Dataset content:
begin

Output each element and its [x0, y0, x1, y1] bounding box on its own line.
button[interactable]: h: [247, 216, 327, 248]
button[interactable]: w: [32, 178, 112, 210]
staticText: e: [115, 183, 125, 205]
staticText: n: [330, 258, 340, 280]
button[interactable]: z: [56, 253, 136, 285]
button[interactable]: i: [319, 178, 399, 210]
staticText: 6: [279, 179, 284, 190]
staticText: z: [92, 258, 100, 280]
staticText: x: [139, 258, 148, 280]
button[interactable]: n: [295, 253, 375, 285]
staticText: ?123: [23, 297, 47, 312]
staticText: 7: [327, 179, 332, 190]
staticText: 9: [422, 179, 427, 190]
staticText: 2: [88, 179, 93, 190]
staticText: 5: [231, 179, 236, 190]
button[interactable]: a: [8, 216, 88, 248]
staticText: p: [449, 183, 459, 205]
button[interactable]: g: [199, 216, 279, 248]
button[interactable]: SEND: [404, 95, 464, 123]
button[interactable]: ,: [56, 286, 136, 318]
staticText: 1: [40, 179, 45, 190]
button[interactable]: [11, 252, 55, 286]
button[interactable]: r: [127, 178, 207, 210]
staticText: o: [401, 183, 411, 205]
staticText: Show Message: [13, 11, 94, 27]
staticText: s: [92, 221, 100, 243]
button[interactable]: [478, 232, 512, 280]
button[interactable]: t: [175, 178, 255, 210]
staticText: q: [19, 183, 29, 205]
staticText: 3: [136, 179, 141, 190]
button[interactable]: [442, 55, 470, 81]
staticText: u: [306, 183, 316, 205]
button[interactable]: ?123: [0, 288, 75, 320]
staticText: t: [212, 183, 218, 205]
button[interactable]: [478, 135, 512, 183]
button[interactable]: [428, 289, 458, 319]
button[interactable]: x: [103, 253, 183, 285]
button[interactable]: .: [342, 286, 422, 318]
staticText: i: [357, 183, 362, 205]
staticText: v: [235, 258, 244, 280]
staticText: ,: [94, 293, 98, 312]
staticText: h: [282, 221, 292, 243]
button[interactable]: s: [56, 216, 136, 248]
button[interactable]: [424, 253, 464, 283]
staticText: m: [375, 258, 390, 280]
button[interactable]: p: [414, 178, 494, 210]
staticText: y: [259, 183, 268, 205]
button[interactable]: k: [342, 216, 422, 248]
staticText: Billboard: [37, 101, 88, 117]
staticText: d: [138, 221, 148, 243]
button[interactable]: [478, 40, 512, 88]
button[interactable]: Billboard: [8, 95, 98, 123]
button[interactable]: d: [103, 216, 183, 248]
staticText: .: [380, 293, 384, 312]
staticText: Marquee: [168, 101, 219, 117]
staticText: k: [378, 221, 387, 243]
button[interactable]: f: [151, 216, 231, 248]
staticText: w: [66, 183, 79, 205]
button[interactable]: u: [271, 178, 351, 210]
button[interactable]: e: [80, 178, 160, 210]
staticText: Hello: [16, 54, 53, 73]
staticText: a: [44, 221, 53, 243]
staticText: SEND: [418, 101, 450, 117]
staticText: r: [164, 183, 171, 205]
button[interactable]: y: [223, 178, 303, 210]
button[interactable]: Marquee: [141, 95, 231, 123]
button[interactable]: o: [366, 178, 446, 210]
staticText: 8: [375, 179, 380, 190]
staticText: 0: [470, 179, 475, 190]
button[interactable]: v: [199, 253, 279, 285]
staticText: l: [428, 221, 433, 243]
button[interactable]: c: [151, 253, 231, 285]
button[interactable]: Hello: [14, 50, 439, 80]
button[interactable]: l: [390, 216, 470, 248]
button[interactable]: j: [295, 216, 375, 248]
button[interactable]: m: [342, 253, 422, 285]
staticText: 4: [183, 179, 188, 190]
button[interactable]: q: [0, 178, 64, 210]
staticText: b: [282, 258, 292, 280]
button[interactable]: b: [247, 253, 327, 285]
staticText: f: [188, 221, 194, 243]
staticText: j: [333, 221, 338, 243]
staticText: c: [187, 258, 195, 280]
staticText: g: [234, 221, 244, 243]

end

Problem description: Quote all of the data above verbatim, line by line, in its original order.

Task output:
Output each element and its [x0, y0, x1, y1] bounding box on its own line.
button[interactable]: h: [247, 216, 327, 248]
button[interactable]: w: [32, 178, 112, 210]
staticText: e: [115, 183, 125, 205]
staticText: n: [330, 258, 340, 280]
button[interactable]: z: [56, 253, 136, 285]
button[interactable]: i: [319, 178, 399, 210]
staticText: 6: [279, 179, 284, 190]
staticText: z: [92, 258, 100, 280]
staticText: x: [139, 258, 148, 280]
button[interactable]: n: [295, 253, 375, 285]
staticText: ?123: [23, 297, 47, 312]
staticText: 7: [327, 179, 332, 190]
staticText: 9: [422, 179, 427, 190]
staticText: 2: [88, 179, 93, 190]
staticText: 5: [231, 179, 236, 190]
button[interactable]: a: [8, 216, 88, 248]
staticText: p: [449, 183, 459, 205]
button[interactable]: g: [199, 216, 279, 248]
button[interactable]: SEND: [404, 95, 464, 123]
button[interactable]: ,: [56, 286, 136, 318]
staticText: 1: [40, 179, 45, 190]
button[interactable]: [11, 252, 55, 286]
button[interactable]: r: [127, 178, 207, 210]
staticText: o: [401, 183, 411, 205]
staticText: Show Message: [13, 11, 94, 27]
staticText: s: [92, 221, 100, 243]
button[interactable]: [478, 232, 512, 280]
button[interactable]: t: [175, 178, 255, 210]
staticText: q: [19, 183, 29, 205]
staticText: 3: [136, 179, 141, 190]
button[interactable]: [442, 55, 470, 81]
staticText: u: [306, 183, 316, 205]
button[interactable]: ?123: [0, 288, 75, 320]
staticText: t: [212, 183, 218, 205]
button[interactable]: [478, 135, 512, 183]
button[interactable]: [428, 289, 458, 319]
button[interactable]: x: [103, 253, 183, 285]
button[interactable]: .: [342, 286, 422, 318]
staticText: i: [357, 183, 362, 205]
staticText: v: [235, 258, 244, 280]
staticText: ,: [94, 293, 98, 312]
staticText: h: [282, 221, 292, 243]
button[interactable]: s: [56, 216, 136, 248]
button[interactable]: [424, 253, 464, 283]
staticText: m: [375, 258, 390, 280]
button[interactable]: p: [414, 178, 494, 210]
staticText: y: [259, 183, 268, 205]
button[interactable]: k: [342, 216, 422, 248]
staticText: Billboard: [37, 101, 88, 117]
staticText: d: [138, 221, 148, 243]
button[interactable]: [478, 40, 512, 88]
button[interactable]: Billboard: [8, 95, 98, 123]
button[interactable]: d: [103, 216, 183, 248]
staticText: .: [380, 293, 384, 312]
staticText: Marquee: [168, 101, 219, 117]
staticText: k: [378, 221, 387, 243]
button[interactable]: f: [151, 216, 231, 248]
staticText: w: [66, 183, 79, 205]
button[interactable]: u: [271, 178, 351, 210]
button[interactable]: e: [80, 178, 160, 210]
staticText: Hello: [16, 54, 53, 73]
staticText: a: [44, 221, 53, 243]
staticText: SEND: [418, 101, 450, 117]
staticText: r: [164, 183, 171, 205]
button[interactable]: y: [223, 178, 303, 210]
button[interactable]: Marquee: [141, 95, 231, 123]
button[interactable]: o: [366, 178, 446, 210]
staticText: 8: [375, 179, 380, 190]
staticText: 0: [470, 179, 475, 190]
button[interactable]: v: [199, 253, 279, 285]
staticText: l: [428, 221, 433, 243]
button[interactable]: c: [151, 253, 231, 285]
button[interactable]: Hello: [14, 50, 439, 80]
button[interactable]: l: [390, 216, 470, 248]
button[interactable]: j: [295, 216, 375, 248]
button[interactable]: m: [342, 253, 422, 285]
staticText: 4: [183, 179, 188, 190]
button[interactable]: q: [0, 178, 64, 210]
staticText: b: [282, 258, 292, 280]
button[interactable]: b: [247, 253, 327, 285]
staticText: f: [188, 221, 194, 243]
staticText: j: [333, 221, 338, 243]
staticText: c: [187, 258, 195, 280]
staticText: g: [234, 221, 244, 243]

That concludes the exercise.